● Directions for this task
From the listing below, select every line where the word "tiếp" appears.

● ● ● ● ●

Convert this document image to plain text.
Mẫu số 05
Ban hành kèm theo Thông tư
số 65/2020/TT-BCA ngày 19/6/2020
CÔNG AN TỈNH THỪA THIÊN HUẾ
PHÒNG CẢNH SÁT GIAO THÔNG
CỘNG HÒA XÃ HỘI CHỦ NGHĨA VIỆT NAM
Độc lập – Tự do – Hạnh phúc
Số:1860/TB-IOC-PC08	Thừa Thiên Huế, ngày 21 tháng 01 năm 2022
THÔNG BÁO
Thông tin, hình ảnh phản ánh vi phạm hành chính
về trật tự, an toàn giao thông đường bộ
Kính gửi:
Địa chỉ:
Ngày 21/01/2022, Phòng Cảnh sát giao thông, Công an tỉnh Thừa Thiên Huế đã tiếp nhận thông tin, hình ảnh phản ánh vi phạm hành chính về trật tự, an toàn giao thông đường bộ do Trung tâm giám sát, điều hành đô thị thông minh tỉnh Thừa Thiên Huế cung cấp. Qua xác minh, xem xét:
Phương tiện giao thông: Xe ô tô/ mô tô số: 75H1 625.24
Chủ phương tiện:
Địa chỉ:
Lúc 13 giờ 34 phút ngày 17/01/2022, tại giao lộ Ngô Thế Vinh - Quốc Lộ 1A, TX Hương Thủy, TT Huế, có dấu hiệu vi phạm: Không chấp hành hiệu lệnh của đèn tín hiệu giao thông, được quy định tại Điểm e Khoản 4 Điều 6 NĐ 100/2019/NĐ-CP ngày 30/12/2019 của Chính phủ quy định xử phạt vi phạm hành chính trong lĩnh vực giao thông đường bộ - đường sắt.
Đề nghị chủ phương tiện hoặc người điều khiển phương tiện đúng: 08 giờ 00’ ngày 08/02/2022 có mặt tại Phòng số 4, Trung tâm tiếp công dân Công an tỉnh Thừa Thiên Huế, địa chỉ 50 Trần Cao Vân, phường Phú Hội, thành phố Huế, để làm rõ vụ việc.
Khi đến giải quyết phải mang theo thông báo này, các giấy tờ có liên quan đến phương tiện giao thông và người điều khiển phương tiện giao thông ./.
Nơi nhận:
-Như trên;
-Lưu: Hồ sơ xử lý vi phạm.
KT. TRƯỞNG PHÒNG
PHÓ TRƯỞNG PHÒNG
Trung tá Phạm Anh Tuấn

● ● ● ● ●

● Task result
Ngày 21/01/2022, Phòng Cảnh sát giao thông, Công an tỉnh Thừa Thiên Huế đã tiếp nhận thông tin, hình ảnh phản ánh vi phạm hành chính về trật tự, an toàn giao thông đường bộ do Trung tâm giám sát, điều hành đô thị thông minh tỉnh Thừa Thiên Huế cung cấp. Qua xác minh, xem xét:
Đề nghị chủ phương tiện hoặc người điều khiển phương tiện đúng: 08 giờ 00’ ngày 08/02/2022 có mặt tại Phòng số 4, Trung tâm tiếp công dân Công an tỉnh Thừa Thiên Huế, địa chỉ 50 Trần Cao Vân, phường Phú Hội, thành phố Huế, để làm rõ vụ việc.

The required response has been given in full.